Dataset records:

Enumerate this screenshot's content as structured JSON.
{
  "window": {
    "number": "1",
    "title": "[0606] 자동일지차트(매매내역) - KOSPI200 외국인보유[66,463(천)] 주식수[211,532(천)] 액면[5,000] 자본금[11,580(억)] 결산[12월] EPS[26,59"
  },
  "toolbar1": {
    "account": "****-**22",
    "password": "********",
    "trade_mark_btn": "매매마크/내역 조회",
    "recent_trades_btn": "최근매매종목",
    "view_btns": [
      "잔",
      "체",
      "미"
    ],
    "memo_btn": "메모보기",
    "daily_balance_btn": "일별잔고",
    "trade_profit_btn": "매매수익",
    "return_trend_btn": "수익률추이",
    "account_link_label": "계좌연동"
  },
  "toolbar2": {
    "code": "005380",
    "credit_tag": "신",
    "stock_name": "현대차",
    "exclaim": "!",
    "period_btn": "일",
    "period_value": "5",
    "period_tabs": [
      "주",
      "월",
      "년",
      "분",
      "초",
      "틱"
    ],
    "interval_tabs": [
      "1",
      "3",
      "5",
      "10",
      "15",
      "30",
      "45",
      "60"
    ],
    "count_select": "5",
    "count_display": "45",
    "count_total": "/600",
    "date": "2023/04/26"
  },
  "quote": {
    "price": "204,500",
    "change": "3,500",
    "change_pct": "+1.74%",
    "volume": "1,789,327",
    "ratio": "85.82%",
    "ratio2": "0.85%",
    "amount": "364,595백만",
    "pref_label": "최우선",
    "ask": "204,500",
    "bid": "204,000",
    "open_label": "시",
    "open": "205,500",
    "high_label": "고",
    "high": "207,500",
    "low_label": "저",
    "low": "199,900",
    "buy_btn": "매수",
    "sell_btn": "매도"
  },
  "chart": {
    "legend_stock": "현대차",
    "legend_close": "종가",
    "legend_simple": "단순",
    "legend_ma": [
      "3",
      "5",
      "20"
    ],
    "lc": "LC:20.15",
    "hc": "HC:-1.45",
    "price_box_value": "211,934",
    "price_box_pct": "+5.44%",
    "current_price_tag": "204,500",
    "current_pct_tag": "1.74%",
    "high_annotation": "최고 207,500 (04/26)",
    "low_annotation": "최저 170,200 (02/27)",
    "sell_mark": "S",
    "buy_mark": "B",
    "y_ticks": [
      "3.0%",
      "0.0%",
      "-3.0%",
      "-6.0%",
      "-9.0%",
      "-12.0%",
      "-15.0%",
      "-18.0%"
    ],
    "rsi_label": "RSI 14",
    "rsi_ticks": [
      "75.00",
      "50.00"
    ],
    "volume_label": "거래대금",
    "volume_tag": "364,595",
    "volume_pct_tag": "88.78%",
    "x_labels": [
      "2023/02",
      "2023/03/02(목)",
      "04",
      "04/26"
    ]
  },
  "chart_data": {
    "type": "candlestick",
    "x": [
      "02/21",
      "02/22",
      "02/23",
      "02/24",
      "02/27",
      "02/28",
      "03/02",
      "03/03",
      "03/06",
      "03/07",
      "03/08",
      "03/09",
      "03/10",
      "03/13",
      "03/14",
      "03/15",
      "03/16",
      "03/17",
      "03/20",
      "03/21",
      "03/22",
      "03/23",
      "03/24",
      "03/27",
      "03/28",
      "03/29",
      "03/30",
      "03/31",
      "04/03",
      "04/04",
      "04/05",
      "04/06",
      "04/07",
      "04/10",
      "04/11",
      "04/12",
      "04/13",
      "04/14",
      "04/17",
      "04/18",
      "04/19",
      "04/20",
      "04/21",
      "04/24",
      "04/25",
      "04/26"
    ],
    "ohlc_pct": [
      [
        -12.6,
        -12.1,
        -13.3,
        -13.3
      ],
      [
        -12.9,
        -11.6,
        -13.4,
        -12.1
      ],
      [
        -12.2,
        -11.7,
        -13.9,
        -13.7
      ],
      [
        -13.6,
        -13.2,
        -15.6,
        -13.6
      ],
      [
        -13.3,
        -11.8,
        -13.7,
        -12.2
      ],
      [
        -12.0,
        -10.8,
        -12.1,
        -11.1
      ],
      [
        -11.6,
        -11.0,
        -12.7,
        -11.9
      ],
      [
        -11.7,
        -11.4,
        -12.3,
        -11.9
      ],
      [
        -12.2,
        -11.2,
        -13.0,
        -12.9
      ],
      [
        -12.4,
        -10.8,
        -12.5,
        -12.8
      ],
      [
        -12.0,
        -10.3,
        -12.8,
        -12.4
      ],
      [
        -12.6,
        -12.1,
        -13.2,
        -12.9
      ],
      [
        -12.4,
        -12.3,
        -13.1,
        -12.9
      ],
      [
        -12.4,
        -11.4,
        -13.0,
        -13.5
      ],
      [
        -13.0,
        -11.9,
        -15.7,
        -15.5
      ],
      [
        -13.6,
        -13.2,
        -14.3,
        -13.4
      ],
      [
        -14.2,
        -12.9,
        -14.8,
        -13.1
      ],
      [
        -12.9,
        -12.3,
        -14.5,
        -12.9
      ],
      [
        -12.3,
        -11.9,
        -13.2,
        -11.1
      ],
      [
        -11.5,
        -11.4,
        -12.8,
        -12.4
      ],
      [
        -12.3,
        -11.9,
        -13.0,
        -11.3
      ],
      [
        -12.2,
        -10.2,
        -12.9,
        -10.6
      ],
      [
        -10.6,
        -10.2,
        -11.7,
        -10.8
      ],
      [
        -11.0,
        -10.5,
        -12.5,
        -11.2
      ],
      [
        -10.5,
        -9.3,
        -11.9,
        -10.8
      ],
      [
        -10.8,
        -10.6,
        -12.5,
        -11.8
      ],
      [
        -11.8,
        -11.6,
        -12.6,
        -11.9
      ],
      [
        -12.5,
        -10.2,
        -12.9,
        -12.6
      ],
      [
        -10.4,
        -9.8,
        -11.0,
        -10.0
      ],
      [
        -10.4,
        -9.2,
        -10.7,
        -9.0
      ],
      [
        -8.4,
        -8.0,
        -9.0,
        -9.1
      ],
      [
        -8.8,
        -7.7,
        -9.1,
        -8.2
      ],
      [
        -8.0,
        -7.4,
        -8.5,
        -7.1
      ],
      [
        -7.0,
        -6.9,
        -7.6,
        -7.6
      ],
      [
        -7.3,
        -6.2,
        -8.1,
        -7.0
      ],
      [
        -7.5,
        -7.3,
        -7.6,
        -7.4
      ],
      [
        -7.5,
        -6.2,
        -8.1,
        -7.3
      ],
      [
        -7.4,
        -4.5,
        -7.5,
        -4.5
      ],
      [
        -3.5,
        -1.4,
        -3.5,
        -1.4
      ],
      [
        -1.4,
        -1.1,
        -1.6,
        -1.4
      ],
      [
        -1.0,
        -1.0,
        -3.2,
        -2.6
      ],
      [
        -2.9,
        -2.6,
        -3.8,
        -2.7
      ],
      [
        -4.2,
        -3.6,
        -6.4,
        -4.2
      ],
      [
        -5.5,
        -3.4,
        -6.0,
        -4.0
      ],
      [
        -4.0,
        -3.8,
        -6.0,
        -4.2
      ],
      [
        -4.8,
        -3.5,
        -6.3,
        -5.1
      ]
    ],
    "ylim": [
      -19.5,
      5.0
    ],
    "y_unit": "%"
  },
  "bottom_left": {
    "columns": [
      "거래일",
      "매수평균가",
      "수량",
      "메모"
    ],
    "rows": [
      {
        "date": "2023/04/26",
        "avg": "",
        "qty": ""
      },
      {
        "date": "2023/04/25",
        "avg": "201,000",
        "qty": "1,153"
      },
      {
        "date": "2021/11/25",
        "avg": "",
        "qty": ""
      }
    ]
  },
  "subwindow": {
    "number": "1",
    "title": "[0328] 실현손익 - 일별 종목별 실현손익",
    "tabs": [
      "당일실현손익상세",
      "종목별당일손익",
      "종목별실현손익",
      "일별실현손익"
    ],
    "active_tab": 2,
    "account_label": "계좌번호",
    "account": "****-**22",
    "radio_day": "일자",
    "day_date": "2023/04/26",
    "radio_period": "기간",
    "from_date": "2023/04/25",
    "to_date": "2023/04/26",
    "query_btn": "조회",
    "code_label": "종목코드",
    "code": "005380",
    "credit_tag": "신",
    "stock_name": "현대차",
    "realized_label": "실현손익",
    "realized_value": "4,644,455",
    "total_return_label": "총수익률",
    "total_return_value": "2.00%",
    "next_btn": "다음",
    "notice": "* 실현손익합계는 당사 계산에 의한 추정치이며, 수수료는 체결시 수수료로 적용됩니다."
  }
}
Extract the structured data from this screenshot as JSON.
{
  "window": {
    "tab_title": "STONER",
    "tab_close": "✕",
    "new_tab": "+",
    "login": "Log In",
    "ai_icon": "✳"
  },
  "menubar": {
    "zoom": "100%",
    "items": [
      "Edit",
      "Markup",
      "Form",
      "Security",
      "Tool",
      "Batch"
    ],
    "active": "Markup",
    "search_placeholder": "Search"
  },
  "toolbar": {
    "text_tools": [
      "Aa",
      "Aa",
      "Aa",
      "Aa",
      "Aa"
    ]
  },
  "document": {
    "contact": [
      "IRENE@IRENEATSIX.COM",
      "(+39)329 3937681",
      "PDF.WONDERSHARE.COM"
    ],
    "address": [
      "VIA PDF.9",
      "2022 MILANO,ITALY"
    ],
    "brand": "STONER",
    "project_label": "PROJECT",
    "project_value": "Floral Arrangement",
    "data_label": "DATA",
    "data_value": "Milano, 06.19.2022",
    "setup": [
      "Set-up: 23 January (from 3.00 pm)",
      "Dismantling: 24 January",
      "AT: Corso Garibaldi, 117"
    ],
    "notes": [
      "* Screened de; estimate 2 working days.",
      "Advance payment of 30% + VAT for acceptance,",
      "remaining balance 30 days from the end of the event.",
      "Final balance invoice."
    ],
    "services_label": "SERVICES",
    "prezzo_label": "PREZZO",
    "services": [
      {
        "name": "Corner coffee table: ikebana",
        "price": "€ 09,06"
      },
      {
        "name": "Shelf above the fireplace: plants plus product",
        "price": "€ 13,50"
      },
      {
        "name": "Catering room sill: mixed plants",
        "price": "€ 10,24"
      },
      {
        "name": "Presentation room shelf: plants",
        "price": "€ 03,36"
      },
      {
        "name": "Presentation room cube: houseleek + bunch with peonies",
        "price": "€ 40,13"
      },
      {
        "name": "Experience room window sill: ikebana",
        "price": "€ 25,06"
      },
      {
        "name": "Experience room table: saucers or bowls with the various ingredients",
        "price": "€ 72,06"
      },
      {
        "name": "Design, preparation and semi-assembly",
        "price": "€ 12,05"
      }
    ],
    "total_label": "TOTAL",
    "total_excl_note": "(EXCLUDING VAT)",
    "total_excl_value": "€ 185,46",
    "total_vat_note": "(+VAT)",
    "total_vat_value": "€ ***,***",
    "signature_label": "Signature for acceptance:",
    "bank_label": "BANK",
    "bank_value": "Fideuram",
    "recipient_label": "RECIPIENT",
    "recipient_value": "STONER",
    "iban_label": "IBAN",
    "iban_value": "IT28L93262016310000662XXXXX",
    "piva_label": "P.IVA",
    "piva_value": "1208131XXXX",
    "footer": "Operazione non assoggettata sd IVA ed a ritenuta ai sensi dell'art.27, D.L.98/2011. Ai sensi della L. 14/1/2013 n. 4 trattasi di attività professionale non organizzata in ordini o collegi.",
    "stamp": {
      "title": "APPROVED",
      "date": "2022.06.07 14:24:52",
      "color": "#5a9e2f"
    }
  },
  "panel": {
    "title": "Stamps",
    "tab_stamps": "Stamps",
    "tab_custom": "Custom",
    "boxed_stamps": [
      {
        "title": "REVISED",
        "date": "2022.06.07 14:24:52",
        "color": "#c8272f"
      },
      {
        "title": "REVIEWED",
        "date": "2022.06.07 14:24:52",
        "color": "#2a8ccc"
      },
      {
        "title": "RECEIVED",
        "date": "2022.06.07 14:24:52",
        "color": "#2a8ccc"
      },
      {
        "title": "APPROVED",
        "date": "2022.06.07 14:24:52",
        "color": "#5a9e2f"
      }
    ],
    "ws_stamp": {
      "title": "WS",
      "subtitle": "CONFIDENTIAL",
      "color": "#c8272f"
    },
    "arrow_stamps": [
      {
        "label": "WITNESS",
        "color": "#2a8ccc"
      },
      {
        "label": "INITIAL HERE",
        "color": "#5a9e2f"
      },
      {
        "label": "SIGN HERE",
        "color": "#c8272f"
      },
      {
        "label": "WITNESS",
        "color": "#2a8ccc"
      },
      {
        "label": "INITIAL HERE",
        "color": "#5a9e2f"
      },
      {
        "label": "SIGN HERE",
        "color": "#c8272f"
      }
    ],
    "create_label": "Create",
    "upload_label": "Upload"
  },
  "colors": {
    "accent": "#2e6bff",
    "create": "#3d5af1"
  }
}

Given instruction: Among the entries above, how many lines hold the string "Experience"? Give the number by itself.

Task result: 2